Part of a data file

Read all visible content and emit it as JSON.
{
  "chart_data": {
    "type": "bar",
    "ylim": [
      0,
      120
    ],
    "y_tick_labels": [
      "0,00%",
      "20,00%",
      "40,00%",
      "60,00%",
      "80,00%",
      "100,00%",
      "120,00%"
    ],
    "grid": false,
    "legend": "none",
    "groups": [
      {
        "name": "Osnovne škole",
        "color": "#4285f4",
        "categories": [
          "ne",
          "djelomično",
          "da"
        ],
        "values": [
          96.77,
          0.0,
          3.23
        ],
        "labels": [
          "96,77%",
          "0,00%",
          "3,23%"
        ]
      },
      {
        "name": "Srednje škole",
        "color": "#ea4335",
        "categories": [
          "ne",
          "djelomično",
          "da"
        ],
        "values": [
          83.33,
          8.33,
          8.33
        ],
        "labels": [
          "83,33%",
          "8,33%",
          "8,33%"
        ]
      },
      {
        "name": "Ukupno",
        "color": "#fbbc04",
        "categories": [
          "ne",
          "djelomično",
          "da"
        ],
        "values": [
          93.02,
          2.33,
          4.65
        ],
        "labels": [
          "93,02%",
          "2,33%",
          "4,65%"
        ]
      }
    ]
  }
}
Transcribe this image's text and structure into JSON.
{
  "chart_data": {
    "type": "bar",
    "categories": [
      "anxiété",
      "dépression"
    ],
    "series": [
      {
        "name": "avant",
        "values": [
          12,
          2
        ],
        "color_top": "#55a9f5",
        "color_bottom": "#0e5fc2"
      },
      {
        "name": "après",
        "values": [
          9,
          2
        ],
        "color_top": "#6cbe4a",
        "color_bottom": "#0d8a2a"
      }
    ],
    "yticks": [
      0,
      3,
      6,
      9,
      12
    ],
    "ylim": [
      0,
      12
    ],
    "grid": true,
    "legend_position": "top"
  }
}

The problem —
Search the data for "name". Copy every line that has it.

Result —
        "name": "Osnovne škole",
        "name": "Srednje škole",
        "name": "Ukupno",
        "name": "avant",
        "name": "après",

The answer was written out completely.